_Records to use_:
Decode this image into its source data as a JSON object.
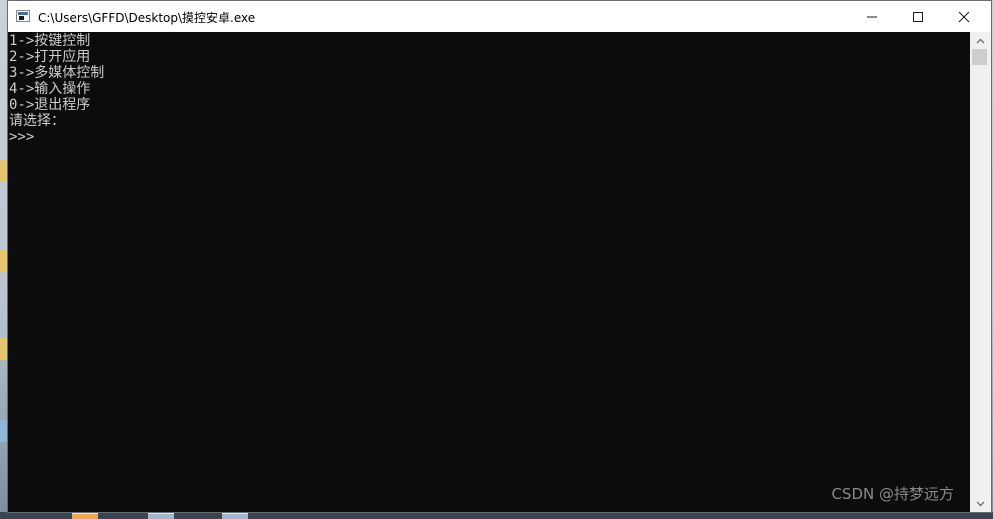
{
  "window": {
    "title": "C:\\Users\\GFFD\\Desktop\\摸控安卓.exe"
  },
  "console": {
    "lines": [
      "1->按键控制",
      "2->打开应用",
      "3->多媒体控制",
      "4->输入操作",
      "0->退出程序",
      "请选择：",
      ">>>"
    ],
    "background": "#0c0c0c",
    "foreground": "#cccccc"
  },
  "watermark": "CSDN @持梦远方"
}
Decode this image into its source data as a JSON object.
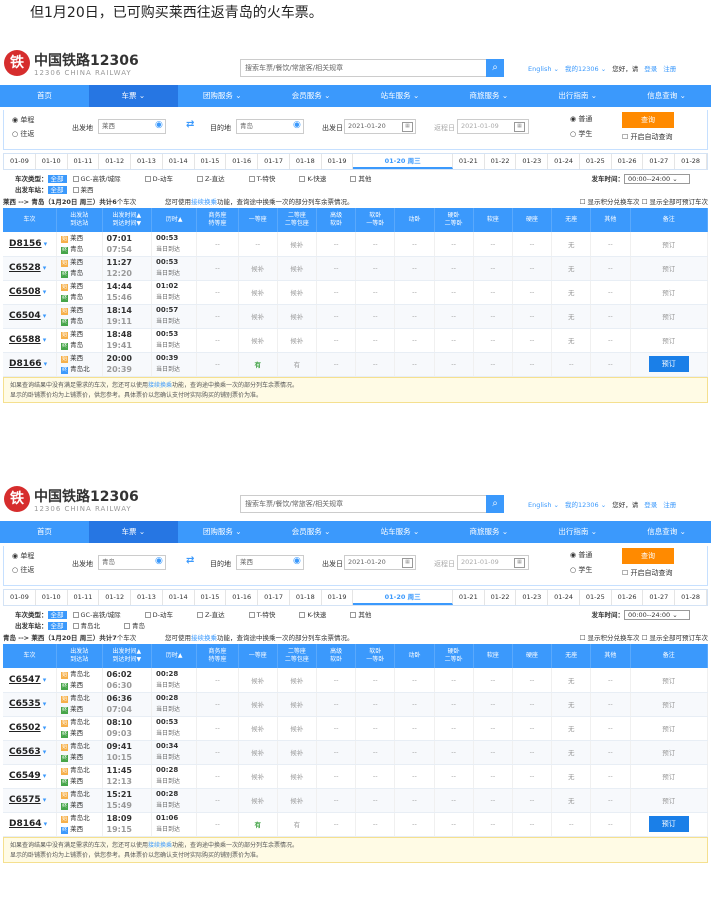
{
  "intro": "但1月20日，已可购买莱西往返青岛的火车票。",
  "header": {
    "logo_char": "铁",
    "logo_name": "中国铁路12306",
    "logo_sub": "12306 CHINA RAILWAY",
    "search_placeholder": "搜索车票/餐饮/常旅客/相关规章",
    "english": "English ⌄",
    "my12306": "我的12306 ⌄",
    "hello": "您好，请",
    "login": "登录",
    "register": "注册"
  },
  "nav": [
    "首页",
    "车票 ⌄",
    "团购服务 ⌄",
    "会员服务 ⌄",
    "站车服务 ⌄",
    "商旅服务 ⌄",
    "出行指南 ⌄",
    "信息查询 ⌄"
  ],
  "query_labels": {
    "oneway": "单程",
    "round": "往返",
    "from": "出发地",
    "to": "目的地",
    "date": "出发日",
    "return": "返程日",
    "adult": "普通",
    "student": "学生",
    "search": "查询",
    "auto": "开启自动查询"
  },
  "dates": [
    "01-09",
    "01-10",
    "01-11",
    "01-12",
    "01-13",
    "01-14",
    "01-15",
    "01-16",
    "01-17",
    "01-18",
    "01-19",
    "01-20 周三",
    "01-21",
    "01-22",
    "01-23",
    "01-24",
    "01-25",
    "01-26",
    "01-27",
    "01-28"
  ],
  "filters": {
    "type_label": "车次类型：",
    "all": "全部",
    "types": [
      "GC-高铁/城际",
      "D-动车",
      "Z-直达",
      "T-特快",
      "K-快速",
      "其他"
    ],
    "station_label": "出发车站：",
    "dep_label": "发车时间：",
    "dep_value": "00:00--24:00 ⌄"
  },
  "headers": [
    "车次",
    "出发站\n到达站",
    "出发时间▲\n到达时间▼",
    "历时▲",
    "商务座\n特等座",
    "一等座",
    "二等座\n二等包座",
    "高级\n软卧",
    "软卧\n一等卧",
    "动卧",
    "硬卧\n二等卧",
    "软座",
    "硬座",
    "无座",
    "其他",
    "备注"
  ],
  "sum_mid_pre": "您可使用",
  "sum_mid_link": "接续换乘",
  "sum_mid_post": "功能，查询途中换乘一次的部分列车余票情况。",
  "sum_right": "☐ 显示积分兑换车次   ☐ 显示全部可预订车次",
  "note_l1_pre": "如果查询结果中没有满足需求的车次，您还可以使用",
  "note_link": "接续换乘",
  "note_l1_post": "功能，查询途中换乘一次的部分列车余票情况。",
  "note_l2": "显示的卧铺票价均为上铺票价，供您参考。具体票价以您确认支付时实际购买的铺别票价为准。",
  "book_label": "预订",
  "panel1": {
    "from": "莱西",
    "to": "青岛",
    "date": "2021-01-20",
    "return": "2021-01-09",
    "stations": [
      "莱西"
    ],
    "sum_pre": "莱西 --> 青岛（1月20日 周三）共计",
    "sum_count": "6",
    "sum_post": "个车次",
    "trains": [
      {
        "no": "D8156",
        "from": "莱西",
        "to": "青岛",
        "dep": "07:01",
        "arr": "07:54",
        "dur": "00:53",
        "day": "当日到达",
        "fc": "--",
        "ec": "--",
        "sc": "候补",
        "wz": "无",
        "bk": "预订",
        "active": false
      },
      {
        "no": "C6528",
        "from": "莱西",
        "to": "青岛",
        "dep": "11:27",
        "arr": "12:20",
        "dur": "00:53",
        "day": "当日到达",
        "fc": "候补",
        "ec": "--",
        "sc": "候补",
        "wz": "无",
        "bk": "预订",
        "active": false
      },
      {
        "no": "C6508",
        "from": "莱西",
        "to": "青岛",
        "dep": "14:44",
        "arr": "15:46",
        "dur": "01:02",
        "day": "当日到达",
        "fc": "候补",
        "ec": "--",
        "sc": "候补",
        "wz": "无",
        "bk": "预订",
        "active": false
      },
      {
        "no": "C6504",
        "from": "莱西",
        "to": "青岛",
        "dep": "18:14",
        "arr": "19:11",
        "dur": "00:57",
        "day": "当日到达",
        "fc": "候补",
        "ec": "--",
        "sc": "候补",
        "wz": "无",
        "bk": "预订",
        "active": false
      },
      {
        "no": "C6588",
        "from": "莱西",
        "to": "青岛",
        "dep": "18:48",
        "arr": "19:41",
        "dur": "00:53",
        "day": "当日到达",
        "fc": "候补",
        "ec": "--",
        "sc": "候补",
        "wz": "无",
        "bk": "预订",
        "active": false
      },
      {
        "no": "D8166",
        "from": "莱西",
        "to": "青岛北",
        "dep": "20:00",
        "arr": "20:39",
        "dur": "00:39",
        "day": "当日到达",
        "fc": "有",
        "ec": "--",
        "sc": "有",
        "wz": "--",
        "bk": "预订",
        "active": true
      }
    ]
  },
  "panel2": {
    "from": "青岛",
    "to": "莱西",
    "date": "2021-01-20",
    "return": "2021-01-09",
    "stations": [
      "青岛北",
      "青岛"
    ],
    "sum_pre": "青岛 --> 莱西（1月20日 周三）共计",
    "sum_count": "7",
    "sum_post": "个车次",
    "trains": [
      {
        "no": "C6547",
        "from": "青岛北",
        "to": "莱西",
        "dep": "06:02",
        "arr": "06:30",
        "dur": "00:28",
        "day": "当日到达",
        "fc": "候补",
        "ec": "--",
        "sc": "候补",
        "wz": "无",
        "bk": "预订",
        "active": false
      },
      {
        "no": "C6535",
        "from": "青岛北",
        "to": "莱西",
        "dep": "06:36",
        "arr": "07:04",
        "dur": "00:28",
        "day": "当日到达",
        "fc": "候补",
        "ec": "候补",
        "sc": "候补",
        "wz": "无",
        "bk": "预订",
        "active": false
      },
      {
        "no": "C6502",
        "from": "青岛北",
        "to": "莱西",
        "dep": "08:10",
        "arr": "09:03",
        "dur": "00:53",
        "day": "当日到达",
        "fc": "候补",
        "ec": "--",
        "sc": "候补",
        "wz": "无",
        "bk": "预订",
        "active": false
      },
      {
        "no": "C6563",
        "from": "青岛北",
        "to": "莱西",
        "dep": "09:41",
        "arr": "10:15",
        "dur": "00:34",
        "day": "当日到达",
        "fc": "候补",
        "ec": "--",
        "sc": "候补",
        "wz": "无",
        "bk": "预订",
        "active": false
      },
      {
        "no": "C6549",
        "from": "青岛北",
        "to": "莱西",
        "dep": "11:45",
        "arr": "12:13",
        "dur": "00:28",
        "day": "当日到达",
        "fc": "候补",
        "ec": "--",
        "sc": "候补",
        "wz": "无",
        "bk": "预订",
        "active": false
      },
      {
        "no": "C6575",
        "from": "青岛北",
        "to": "莱西",
        "dep": "15:21",
        "arr": "15:49",
        "dur": "00:28",
        "day": "当日到达",
        "fc": "候补",
        "ec": "--",
        "sc": "候补",
        "wz": "无",
        "bk": "预订",
        "active": false
      },
      {
        "no": "D8164",
        "from": "青岛北",
        "to": "莱西",
        "dep": "18:09",
        "arr": "19:15",
        "dur": "01:06",
        "day": "当日到达",
        "fc": "有",
        "ec": "--",
        "sc": "有",
        "wz": "--",
        "bk": "预订",
        "active": true
      }
    ]
  }
}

_Written task_: Write out the material above once more, exactly as it reads, with no pictures.

_Written reply_:
Decode this image into its source data as a JSON object.
{
  "window": {
    "title": "C:\\Users\\GFFD\\Desktop\\摸控安卓.exe"
  },
  "console": {
    "lines": [
      "1->按键控制",
      "2->打开应用",
      "3->多媒体控制",
      "4->输入操作",
      "0->退出程序",
      "请选择：",
      ">>>"
    ],
    "background": "#0c0c0c",
    "foreground": "#cccccc"
  },
  "watermark": "CSDN @持梦远方"
}
Decode this image into its source data as a JSON object.
{
  "intro": "但1月20日，已可购买莱西往返青岛的火车票。",
  "header": {
    "logo_char": "铁",
    "logo_name": "中国铁路12306",
    "logo_sub": "12306 CHINA RAILWAY",
    "search_placeholder": "搜索车票/餐饮/常旅客/相关规章",
    "english": "English ⌄",
    "my12306": "我的12306 ⌄",
    "hello": "您好，请",
    "login": "登录",
    "register": "注册"
  },
  "nav": [
    "首页",
    "车票 ⌄",
    "团购服务 ⌄",
    "会员服务 ⌄",
    "站车服务 ⌄",
    "商旅服务 ⌄",
    "出行指南 ⌄",
    "信息查询 ⌄"
  ],
  "query_labels": {
    "oneway": "单程",
    "round": "往返",
    "from": "出发地",
    "to": "目的地",
    "date": "出发日",
    "return": "返程日",
    "adult": "普通",
    "student": "学生",
    "search": "查询",
    "auto": "开启自动查询"
  },
  "dates": [
    "01-09",
    "01-10",
    "01-11",
    "01-12",
    "01-13",
    "01-14",
    "01-15",
    "01-16",
    "01-17",
    "01-18",
    "01-19",
    "01-20 周三",
    "01-21",
    "01-22",
    "01-23",
    "01-24",
    "01-25",
    "01-26",
    "01-27",
    "01-28"
  ],
  "filters": {
    "type_label": "车次类型：",
    "all": "全部",
    "types": [
      "GC-高铁/城际",
      "D-动车",
      "Z-直达",
      "T-特快",
      "K-快速",
      "其他"
    ],
    "station_label": "出发车站：",
    "dep_label": "发车时间：",
    "dep_value": "00:00--24:00 ⌄"
  },
  "headers": [
    "车次",
    "出发站\n到达站",
    "出发时间▲\n到达时间▼",
    "历时▲",
    "商务座\n特等座",
    "一等座",
    "二等座\n二等包座",
    "高级\n软卧",
    "软卧\n一等卧",
    "动卧",
    "硬卧\n二等卧",
    "软座",
    "硬座",
    "无座",
    "其他",
    "备注"
  ],
  "sum_mid_pre": "您可使用",
  "sum_mid_link": "接续换乘",
  "sum_mid_post": "功能，查询途中换乘一次的部分列车余票情况。",
  "sum_right": "☐ 显示积分兑换车次   ☐ 显示全部可预订车次",
  "note_l1_pre": "如果查询结果中没有满足需求的车次，您还可以使用",
  "note_link": "接续换乘",
  "note_l1_post": "功能，查询途中换乘一次的部分列车余票情况。",
  "note_l2": "显示的卧铺票价均为上铺票价，供您参考。具体票价以您确认支付时实际购买的铺别票价为准。",
  "book_label": "预订",
  "panel1": {
    "from": "莱西",
    "to": "青岛",
    "date": "2021-01-20",
    "return": "2021-01-09",
    "stations": [
      "莱西"
    ],
    "sum_pre": "莱西 --> 青岛（1月20日 周三）共计",
    "sum_count": "6",
    "sum_post": "个车次",
    "trains": [
      {
        "no": "D8156",
        "from": "莱西",
        "to": "青岛",
        "dep": "07:01",
        "arr": "07:54",
        "dur": "00:53",
        "day": "当日到达",
        "fc": "--",
        "ec": "--",
        "sc": "候补",
        "wz": "无",
        "bk": "预订",
        "active": false
      },
      {
        "no": "C6528",
        "from": "莱西",
        "to": "青岛",
        "dep": "11:27",
        "arr": "12:20",
        "dur": "00:53",
        "day": "当日到达",
        "fc": "候补",
        "ec": "--",
        "sc": "候补",
        "wz": "无",
        "bk": "预订",
        "active": false
      },
      {
        "no": "C6508",
        "from": "莱西",
        "to": "青岛",
        "dep": "14:44",
        "arr": "15:46",
        "dur": "01:02",
        "day": "当日到达",
        "fc": "候补",
        "ec": "--",
        "sc": "候补",
        "wz": "无",
        "bk": "预订",
        "active": false
      },
      {
        "no": "C6504",
        "from": "莱西",
        "to": "青岛",
        "dep": "18:14",
        "arr": "19:11",
        "dur": "00:57",
        "day": "当日到达",
        "fc": "候补",
        "ec": "--",
        "sc": "候补",
        "wz": "无",
        "bk": "预订",
        "active": false
      },
      {
        "no": "C6588",
        "from": "莱西",
        "to": "青岛",
        "dep": "18:48",
        "arr": "19:41",
        "dur": "00:53",
        "day": "当日到达",
        "fc": "候补",
        "ec": "--",
        "sc": "候补",
        "wz": "无",
        "bk": "预订",
        "active": false
      },
      {
        "no": "D8166",
        "from": "莱西",
        "to": "青岛北",
        "dep": "20:00",
        "arr": "20:39",
        "dur": "00:39",
        "day": "当日到达",
        "fc": "有",
        "ec": "--",
        "sc": "有",
        "wz": "--",
        "bk": "预订",
        "active": true
      }
    ]
  },
  "panel2": {
    "from": "青岛",
    "to": "莱西",
    "date": "2021-01-20",
    "return": "2021-01-09",
    "stations": [
      "青岛北",
      "青岛"
    ],
    "sum_pre": "青岛 --> 莱西（1月20日 周三）共计",
    "sum_count": "7",
    "sum_post": "个车次",
    "trains": [
      {
        "no": "C6547",
        "from": "青岛北",
        "to": "莱西",
        "dep": "06:02",
        "arr": "06:30",
        "dur": "00:28",
        "day": "当日到达",
        "fc": "候补",
        "ec": "--",
        "sc": "候补",
        "wz": "无",
        "bk": "预订",
        "active": false
      },
      {
        "no": "C6535",
        "from": "青岛北",
        "to": "莱西",
        "dep": "06:36",
        "arr": "07:04",
        "dur": "00:28",
        "day": "当日到达",
        "fc": "候补",
        "ec": "候补",
        "sc": "候补",
        "wz": "无",
        "bk": "预订",
        "active": false
      },
      {
        "no": "C6502",
        "from": "青岛北",
        "to": "莱西",
        "dep": "08:10",
        "arr": "09:03",
        "dur": "00:53",
        "day": "当日到达",
        "fc": "候补",
        "ec": "--",
        "sc": "候补",
        "wz": "无",
        "bk": "预订",
        "active": false
      },
      {
        "no": "C6563",
        "from": "青岛北",
        "to": "莱西",
        "dep": "09:41",
        "arr": "10:15",
        "dur": "00:34",
        "day": "当日到达",
        "fc": "候补",
        "ec": "--",
        "sc": "候补",
        "wz": "无",
        "bk": "预订",
        "active": false
      },
      {
        "no": "C6549",
        "from": "青岛北",
        "to": "莱西",
        "dep": "11:45",
        "arr": "12:13",
        "dur": "00:28",
        "day": "当日到达",
        "fc": "候补",
        "ec": "--",
        "sc": "候补",
        "wz": "无",
        "bk": "预订",
        "active": false
      },
      {
        "no": "C6575",
        "from": "青岛北",
        "to": "莱西",
        "dep": "15:21",
        "arr": "15:49",
        "dur": "00:28",
        "day": "当日到达",
        "fc": "候补",
        "ec": "--",
        "sc": "候补",
        "wz": "无",
        "bk": "预订",
        "active": false
      },
      {
        "no": "D8164",
        "from": "青岛北",
        "to": "莱西",
        "dep": "18:09",
        "arr": "19:15",
        "dur": "01:06",
        "day": "当日到达",
        "fc": "有",
        "ec": "--",
        "sc": "有",
        "wz": "--",
        "bk": "预订",
        "active": true
      }
    ]
  }
}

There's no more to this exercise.